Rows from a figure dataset
━━━━━━
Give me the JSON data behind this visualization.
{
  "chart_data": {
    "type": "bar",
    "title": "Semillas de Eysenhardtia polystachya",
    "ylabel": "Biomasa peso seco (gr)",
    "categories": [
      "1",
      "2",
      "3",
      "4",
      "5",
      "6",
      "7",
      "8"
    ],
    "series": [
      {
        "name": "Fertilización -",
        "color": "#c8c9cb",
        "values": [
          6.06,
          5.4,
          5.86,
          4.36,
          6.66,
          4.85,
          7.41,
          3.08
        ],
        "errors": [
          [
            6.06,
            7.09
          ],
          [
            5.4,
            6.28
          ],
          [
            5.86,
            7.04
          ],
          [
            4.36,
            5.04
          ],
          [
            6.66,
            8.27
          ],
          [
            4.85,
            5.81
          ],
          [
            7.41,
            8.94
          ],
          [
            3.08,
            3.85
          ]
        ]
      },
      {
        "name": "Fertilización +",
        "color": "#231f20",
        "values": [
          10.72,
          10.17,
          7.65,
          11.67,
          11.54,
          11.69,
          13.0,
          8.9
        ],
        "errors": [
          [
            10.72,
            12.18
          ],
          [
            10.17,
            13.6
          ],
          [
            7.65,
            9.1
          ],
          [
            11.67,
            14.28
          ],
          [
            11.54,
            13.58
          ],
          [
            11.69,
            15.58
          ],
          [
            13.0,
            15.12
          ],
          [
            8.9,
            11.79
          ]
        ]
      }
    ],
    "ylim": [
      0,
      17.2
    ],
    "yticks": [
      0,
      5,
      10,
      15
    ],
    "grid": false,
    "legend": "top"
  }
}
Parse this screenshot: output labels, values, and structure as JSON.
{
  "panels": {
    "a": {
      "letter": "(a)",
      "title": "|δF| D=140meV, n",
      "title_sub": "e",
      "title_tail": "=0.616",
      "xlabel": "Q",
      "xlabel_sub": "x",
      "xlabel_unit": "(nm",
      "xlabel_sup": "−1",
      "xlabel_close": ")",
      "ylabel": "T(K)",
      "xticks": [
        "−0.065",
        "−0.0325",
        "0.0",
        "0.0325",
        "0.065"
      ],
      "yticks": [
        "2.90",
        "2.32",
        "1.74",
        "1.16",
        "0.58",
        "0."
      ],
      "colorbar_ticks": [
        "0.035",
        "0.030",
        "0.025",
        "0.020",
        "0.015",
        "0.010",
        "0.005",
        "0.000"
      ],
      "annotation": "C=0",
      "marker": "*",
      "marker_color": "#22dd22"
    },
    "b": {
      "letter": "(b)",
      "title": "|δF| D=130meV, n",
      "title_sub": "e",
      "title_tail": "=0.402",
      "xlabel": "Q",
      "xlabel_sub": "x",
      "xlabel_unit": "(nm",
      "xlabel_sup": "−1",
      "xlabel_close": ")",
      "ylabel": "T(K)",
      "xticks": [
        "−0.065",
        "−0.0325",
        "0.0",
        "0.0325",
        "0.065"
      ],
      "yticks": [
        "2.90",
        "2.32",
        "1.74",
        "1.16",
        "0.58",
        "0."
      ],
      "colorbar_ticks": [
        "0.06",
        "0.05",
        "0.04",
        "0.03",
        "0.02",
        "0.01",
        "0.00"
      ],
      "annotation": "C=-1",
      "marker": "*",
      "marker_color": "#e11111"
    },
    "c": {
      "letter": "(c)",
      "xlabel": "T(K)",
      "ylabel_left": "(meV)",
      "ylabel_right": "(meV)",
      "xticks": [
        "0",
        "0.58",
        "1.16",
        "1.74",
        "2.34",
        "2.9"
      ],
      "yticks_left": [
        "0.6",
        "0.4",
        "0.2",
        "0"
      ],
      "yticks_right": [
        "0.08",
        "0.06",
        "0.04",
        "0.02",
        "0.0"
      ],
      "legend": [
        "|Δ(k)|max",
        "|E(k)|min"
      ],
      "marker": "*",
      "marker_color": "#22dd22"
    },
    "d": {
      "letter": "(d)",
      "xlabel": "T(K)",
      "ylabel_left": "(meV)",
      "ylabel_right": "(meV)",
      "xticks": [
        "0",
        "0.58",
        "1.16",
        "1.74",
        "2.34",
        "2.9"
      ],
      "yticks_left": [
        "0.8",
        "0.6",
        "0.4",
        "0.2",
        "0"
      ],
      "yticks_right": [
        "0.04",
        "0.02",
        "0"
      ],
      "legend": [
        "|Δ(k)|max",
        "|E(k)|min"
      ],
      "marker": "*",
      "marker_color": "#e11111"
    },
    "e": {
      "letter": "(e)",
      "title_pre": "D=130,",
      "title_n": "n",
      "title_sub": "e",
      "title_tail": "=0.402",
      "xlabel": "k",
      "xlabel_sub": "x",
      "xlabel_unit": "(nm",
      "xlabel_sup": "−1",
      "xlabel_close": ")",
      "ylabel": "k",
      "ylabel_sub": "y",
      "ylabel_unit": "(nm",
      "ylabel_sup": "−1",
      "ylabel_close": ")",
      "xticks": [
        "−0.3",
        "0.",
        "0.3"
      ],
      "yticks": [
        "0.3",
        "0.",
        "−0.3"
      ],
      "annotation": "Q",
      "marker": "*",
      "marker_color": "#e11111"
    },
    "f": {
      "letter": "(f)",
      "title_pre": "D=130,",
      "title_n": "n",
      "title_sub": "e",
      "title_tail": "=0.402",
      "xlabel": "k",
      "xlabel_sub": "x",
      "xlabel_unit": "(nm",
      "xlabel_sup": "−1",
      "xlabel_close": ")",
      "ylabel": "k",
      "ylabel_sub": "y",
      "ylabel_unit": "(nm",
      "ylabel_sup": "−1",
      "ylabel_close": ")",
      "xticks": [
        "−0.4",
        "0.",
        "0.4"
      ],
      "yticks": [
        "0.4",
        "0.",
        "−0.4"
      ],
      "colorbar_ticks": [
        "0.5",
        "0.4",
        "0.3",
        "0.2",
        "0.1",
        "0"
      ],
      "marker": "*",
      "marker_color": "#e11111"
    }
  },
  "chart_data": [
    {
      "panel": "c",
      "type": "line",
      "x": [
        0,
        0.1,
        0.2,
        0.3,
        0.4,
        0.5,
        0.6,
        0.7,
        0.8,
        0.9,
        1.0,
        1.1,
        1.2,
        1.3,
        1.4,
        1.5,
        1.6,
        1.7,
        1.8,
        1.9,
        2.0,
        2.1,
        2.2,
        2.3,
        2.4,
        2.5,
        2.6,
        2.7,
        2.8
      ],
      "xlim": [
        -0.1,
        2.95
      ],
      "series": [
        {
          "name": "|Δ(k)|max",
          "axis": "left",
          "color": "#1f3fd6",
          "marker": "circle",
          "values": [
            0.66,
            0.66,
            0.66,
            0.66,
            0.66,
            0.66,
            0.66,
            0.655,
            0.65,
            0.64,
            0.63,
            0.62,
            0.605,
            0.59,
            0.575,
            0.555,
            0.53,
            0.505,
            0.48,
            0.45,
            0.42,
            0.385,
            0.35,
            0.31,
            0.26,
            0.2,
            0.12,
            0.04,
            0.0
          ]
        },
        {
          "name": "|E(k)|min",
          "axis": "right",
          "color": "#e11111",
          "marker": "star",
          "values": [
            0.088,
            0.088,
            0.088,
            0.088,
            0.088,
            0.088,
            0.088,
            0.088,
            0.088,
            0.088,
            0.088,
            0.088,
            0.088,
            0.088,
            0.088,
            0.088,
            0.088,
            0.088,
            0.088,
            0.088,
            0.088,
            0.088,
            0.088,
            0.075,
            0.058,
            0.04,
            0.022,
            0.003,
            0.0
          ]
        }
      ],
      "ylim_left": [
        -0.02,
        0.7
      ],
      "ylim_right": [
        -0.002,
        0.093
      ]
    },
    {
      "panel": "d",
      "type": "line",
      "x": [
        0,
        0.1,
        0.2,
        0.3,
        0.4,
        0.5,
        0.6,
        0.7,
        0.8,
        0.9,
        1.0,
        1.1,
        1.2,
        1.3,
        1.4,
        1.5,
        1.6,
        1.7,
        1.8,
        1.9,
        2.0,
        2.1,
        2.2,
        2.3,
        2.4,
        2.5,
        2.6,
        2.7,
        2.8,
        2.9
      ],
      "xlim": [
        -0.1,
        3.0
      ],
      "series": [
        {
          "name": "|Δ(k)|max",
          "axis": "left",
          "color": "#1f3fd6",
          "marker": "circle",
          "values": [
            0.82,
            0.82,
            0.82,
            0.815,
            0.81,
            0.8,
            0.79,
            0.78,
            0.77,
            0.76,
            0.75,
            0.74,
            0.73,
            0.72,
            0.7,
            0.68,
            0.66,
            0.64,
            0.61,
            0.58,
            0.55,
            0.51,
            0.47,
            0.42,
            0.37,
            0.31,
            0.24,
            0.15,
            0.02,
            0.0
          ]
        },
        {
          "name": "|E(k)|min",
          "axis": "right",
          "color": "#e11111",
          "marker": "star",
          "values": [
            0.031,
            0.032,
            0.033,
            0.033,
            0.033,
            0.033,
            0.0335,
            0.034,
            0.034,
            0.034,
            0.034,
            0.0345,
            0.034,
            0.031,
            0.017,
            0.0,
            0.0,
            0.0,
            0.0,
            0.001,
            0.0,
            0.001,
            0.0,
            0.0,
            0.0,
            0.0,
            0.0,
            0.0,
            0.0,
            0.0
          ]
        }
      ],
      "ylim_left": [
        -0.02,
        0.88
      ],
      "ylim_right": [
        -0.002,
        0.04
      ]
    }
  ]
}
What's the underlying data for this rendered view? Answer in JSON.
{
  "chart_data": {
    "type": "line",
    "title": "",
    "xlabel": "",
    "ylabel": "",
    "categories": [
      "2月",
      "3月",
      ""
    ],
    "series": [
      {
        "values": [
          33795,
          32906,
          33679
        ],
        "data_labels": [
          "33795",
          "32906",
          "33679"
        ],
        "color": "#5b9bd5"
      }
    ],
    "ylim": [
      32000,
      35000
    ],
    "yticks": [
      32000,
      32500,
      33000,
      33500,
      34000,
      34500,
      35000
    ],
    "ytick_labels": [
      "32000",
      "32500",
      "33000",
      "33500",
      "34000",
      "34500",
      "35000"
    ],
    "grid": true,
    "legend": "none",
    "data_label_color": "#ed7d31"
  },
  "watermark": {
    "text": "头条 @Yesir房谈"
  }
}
━━━━━━
● **What to do**
Pull every line containing "letter" from the material above.

● **The output**
      "letter": "(a)",
      "letter": "(b)",
      "letter": "(c)",
      "letter": "(d)",
      "letter": "(e)",
      "letter": "(f)",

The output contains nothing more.